Collected data
************
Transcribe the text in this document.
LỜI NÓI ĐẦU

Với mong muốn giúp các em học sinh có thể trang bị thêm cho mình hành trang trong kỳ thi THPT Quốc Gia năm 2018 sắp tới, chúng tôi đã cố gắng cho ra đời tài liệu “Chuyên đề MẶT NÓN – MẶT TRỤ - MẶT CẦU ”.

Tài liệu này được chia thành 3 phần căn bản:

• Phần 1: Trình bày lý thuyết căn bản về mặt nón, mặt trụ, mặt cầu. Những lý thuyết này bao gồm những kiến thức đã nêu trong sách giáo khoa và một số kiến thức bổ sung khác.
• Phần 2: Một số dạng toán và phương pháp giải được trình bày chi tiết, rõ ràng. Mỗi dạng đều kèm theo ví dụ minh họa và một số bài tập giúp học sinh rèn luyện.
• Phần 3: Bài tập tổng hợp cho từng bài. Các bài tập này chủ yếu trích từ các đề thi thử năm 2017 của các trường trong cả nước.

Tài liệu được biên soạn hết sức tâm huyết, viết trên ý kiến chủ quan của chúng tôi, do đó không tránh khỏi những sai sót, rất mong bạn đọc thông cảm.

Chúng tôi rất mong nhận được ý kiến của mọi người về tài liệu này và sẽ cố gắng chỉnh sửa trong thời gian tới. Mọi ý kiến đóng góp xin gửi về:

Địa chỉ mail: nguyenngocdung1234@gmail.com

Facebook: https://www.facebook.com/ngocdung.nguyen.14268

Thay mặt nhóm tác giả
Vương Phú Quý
************
_Stated task_
Search the records for the word "những". Copy every line that has it.

_Solved exercise_
• Phần 1: Trình bày lý thuyết căn bản về mặt nón, mặt trụ, mặt cầu. Những lý thuyết này bao gồm những kiến thức đã nêu trong sách giáo khoa và một số kiến thức bổ sung khác.
Tài liệu được biên soạn hết sức tâm huyết, viết trên ý kiến chủ quan của chúng tôi, do đó không tránh khỏi những sai sót, rất mong bạn đọc thông cảm.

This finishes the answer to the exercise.